## Given task a
List every kernel configuration symbol, such as MOVABLE_NODE, that the kernel memory passage gives in parentheses for an option.

## Passage shown

A page is the basic unit of memory itself (bits are the basic units of data). Page size is determined by the hardware itself. A page table is the mapping between virtual and physical memory. Physical memory is the memory on devices. The virtual memory is the addresses to the memory. Depending on the architecture of a system, there may be more addresses the hardware has the ability to access than what there is to access. For instance, on a 64-bit system with a 6GB RAM chip, an administrator can add more RAM if needed. This is because there are still more virtual addresses. However, on many 32-bit systems, an administrator can add an 8GB RAM chip, but the system will not use all of it because there are not enough virtual addresses for the system to use to access the large amount of RAM. Translation Lookaside Buffer (TLB) is a cache system that improves virtual address translation speed. Reducing pressure on it keeps it from being so busy.
Next, we have a NUMA option (Numa Memory Allocation and Scheduler Support (NUMA)). This will allow the kernel to allocate memory used by the CPU on the local memory controller of the CPU. This support also makes the kernel more NUMA aware. Very few 32-bit systems need this feature, but some common 64-bit processors use this feature. I chose “no”.
For the system to detect AMD NUMA node topology using an old method, enable this feature (Old style AMD Opteron NUMA detection (AMD_NUMA)). Next is an option for a newer detection method (ACPI NUMA detection (X86_64_ACPI_NUMA)). If both are enabled, the newer one will dominate. Some hardware works better using one of the methods instead of the other.
For NUMA emulation for the purpose of debugging, enable this next feature (NUMA emulation (NUMA_EMU)).
NOTE: If you do not plan to do debugging and you need a fast, light-weight system, disable as many debugging features as you can.
In this next option, choose the maximum number of NUMA nodes your kernel is planned to handle. Then, choose the memory model. There may be only one choice for a memory model. The memory model specifies how the memory is stored.
Maximum NUMA Nodes (as a power of 2) (NODES_SHIFT) [6]
Memory model
> 1. Sparse Memory (SPARSEMEM_MANUAL)
choice[1]: 1
To help performance, there is this option for optimizing pfn_to_page and page_to_pfn operations via a virtually mapped memmap (Sparse Memory virtual memmap (SPARSEMEM_VMEMMAP)). Page Frame Number (pfn) is a number given to each page. These two operations get a page from a number or a number from a page.
Next is an option that allows a node to move memory (Enable to assign a node which has only movable memory (MOVABLE_NODE)). Kernel pages cannot normally be moved. When enabled, users can hotplug memory nodes. Also, movable memory allows memory defragmentation. As data goes in and out of memory, a set of data may get divided across the memory where ever there is space available.

## Supplied material

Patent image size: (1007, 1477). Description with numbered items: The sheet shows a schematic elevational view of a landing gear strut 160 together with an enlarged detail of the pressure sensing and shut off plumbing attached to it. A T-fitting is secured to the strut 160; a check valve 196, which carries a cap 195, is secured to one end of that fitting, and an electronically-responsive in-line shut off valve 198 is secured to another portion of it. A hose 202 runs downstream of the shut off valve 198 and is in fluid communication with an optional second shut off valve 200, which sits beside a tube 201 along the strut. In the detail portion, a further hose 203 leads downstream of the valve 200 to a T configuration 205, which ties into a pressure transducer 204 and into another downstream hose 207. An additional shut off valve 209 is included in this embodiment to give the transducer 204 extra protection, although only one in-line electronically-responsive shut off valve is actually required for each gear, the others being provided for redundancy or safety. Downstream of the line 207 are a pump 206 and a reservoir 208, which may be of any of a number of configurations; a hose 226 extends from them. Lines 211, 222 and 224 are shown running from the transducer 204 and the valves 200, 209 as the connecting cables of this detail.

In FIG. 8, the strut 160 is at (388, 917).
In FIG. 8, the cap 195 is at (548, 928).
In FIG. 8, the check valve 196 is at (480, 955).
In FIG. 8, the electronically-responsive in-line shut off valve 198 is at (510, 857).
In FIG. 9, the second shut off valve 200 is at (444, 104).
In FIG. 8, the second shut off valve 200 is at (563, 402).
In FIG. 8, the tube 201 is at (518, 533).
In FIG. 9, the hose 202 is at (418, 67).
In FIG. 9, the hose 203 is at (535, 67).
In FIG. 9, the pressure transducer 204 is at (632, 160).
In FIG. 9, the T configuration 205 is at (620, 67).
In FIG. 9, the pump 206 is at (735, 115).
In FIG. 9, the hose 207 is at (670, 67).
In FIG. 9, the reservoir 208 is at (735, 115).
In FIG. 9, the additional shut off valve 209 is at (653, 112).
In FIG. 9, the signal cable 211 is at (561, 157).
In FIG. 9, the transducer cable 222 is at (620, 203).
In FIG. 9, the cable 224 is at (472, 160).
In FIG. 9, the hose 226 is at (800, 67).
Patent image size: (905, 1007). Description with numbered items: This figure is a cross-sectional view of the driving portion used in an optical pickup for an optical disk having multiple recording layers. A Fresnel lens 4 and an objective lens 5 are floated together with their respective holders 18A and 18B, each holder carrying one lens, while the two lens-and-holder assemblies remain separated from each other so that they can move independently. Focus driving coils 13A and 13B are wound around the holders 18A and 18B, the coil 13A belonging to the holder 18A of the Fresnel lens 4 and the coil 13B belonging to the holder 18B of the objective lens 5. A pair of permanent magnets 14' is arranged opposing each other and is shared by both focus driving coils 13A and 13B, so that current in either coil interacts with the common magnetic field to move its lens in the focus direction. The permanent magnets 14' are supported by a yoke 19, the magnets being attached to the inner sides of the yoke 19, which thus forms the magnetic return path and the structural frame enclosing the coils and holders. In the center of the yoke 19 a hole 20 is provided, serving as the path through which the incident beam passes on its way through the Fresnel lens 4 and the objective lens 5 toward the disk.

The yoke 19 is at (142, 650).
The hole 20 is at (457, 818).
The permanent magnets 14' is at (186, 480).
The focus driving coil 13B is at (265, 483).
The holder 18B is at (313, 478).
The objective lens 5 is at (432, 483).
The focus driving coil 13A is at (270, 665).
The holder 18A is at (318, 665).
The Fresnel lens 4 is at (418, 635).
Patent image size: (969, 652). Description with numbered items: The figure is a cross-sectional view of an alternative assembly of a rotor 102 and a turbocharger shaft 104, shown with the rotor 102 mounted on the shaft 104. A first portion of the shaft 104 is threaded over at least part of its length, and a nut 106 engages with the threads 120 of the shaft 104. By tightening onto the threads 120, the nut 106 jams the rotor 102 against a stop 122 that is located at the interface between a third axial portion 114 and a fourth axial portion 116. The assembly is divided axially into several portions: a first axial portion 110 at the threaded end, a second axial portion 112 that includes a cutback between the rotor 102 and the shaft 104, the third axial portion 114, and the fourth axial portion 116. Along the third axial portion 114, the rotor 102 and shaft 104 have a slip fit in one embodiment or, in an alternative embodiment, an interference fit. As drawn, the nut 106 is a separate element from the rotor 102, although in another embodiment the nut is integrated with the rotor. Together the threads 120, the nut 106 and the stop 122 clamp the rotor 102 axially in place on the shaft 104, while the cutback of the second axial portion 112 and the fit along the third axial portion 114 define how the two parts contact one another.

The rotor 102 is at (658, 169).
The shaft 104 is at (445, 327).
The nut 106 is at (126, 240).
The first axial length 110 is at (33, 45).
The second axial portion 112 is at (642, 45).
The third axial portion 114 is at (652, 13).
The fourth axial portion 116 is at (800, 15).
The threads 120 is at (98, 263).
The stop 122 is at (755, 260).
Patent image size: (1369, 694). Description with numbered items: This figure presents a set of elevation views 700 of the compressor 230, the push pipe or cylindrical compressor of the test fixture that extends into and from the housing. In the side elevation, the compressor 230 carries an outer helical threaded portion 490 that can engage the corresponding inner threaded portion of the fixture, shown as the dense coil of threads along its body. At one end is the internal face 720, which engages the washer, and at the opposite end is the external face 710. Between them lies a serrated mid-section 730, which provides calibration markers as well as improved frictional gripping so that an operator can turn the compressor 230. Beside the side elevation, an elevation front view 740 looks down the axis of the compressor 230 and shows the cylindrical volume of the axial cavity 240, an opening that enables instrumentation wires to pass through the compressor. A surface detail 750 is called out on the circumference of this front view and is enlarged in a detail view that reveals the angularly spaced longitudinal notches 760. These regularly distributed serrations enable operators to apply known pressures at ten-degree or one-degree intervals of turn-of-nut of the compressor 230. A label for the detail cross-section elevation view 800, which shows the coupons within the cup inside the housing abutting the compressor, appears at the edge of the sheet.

## Given task b
Reproduce the records from their first line up to and including the line with "In FIG. 9, the cable 224 is at (472, 160).".

## Correct answer a
NUMA, AMD_NUMA, X86_64_ACPI_NUMA, NUMA_EMU, NODES_SHIFT, SPARSEMEM_MANUAL, SPARSEMEM_VMEMMAP, MOVABLE_NODE

## Correct answer b
Patent image size: (1007, 1477). Description with numbered items: The sheet shows a schematic elevational view of a landing gear strut 160 together with an enlarged detail of the pressure sensing and shut off plumbing attached to it. A T-fitting is secured to the strut 160; a check valve 196, which carries a cap 195, is secured to one end of that fitting, and an electronically-responsive in-line shut off valve 198 is secured to another portion of it. A hose 202 runs downstream of the shut off valve 198 and is in fluid communication with an optional second shut off valve 200, which sits beside a tube 201 along the strut. In the detail portion, a further hose 203 leads downstream of the valve 200 to a T configuration 205, which ties into a pressure transducer 204 and into another downstream hose 207. An additional shut off valve 209 is included in this embodiment to give the transducer 204 extra protection, although only one in-line electronically-responsive shut off valve is actually required for each gear, the others being provided for redundancy or safety. Downstream of the line 207 are a pump 206 and a reservoir 208, which may be of any of a number of configurations; a hose 226 extends from them. Lines 211, 222 and 224 are shown running from the transducer 204 and the valves 200, 209 as the connecting cables of this detail.

In FIG. 8, the strut 160 is at (388, 917).
In FIG. 8, the cap 195 is at (548, 928).
In FIG. 8, the check valve 196 is at (480, 955).
In FIG. 8, the electronically-responsive in-line shut off valve 198 is at (510, 857).
In FIG. 9, the second shut off valve 200 is at (444, 104).
In FIG. 8, the second shut off valve 200 is at (563, 402).
In FIG. 8, the tube 201 is at (518, 533).
In FIG. 9, the hose 202 is at (418, 67).
In FIG. 9, the hose 203 is at (535, 67).
In FIG. 9, the pressure transducer 204 is at (632, 160).
In FIG. 9, the T configuration 205 is at (620, 67).
In FIG. 9, the pump 206 is at (735, 115).
In FIG. 9, the hose 207 is at (670, 67).
In FIG. 9, the reservoir 208 is at (735, 115).
In FIG. 9, the additional shut off valve 209 is at (653, 112).
In FIG. 9, the signal cable 211 is at (561, 157).
In FIG. 9, the transducer cable 222 is at (620, 203).
In FIG. 9, the cable 224 is at (472, 160).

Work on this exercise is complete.